[Data records]
>> Begin

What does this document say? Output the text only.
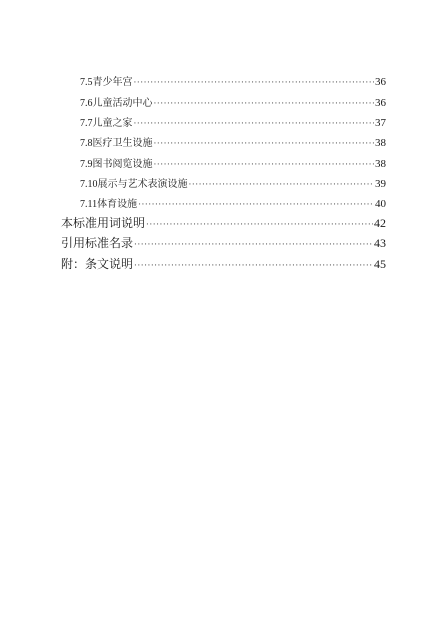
7.5 青少年宫 ·····	36
7.6 儿童活动中心 ·····	36
7.7 儿童之家 ·····	37
7.8 医疗卫生设施 ·····	38
7.9 图书阅览设施 ·····	38
7.10 展示与艺术表演设施 ·····	39
7.11 体育设施 ·····	40
本标准用词说明 ·····	42
引用标准名录 ·····	43
附：条文说明 ·····	45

>> End

== What you are asked to do ==
Go through the listing above and write it out again exactly, dropping the pictures.

== Complete answer ==
What does this document say? Output the text only.
7.5 青少年宫 ·····	36
7.6 儿童活动中心 ·····	36
7.7 儿童之家 ·····	37
7.8 医疗卫生设施 ·····	38
7.9 图书阅览设施 ·····	38
7.10 展示与艺术表演设施 ·····	39
7.11 体育设施 ·····	40
本标准用词说明 ·····	42
引用标准名录 ·····	43
附：条文说明 ·····	45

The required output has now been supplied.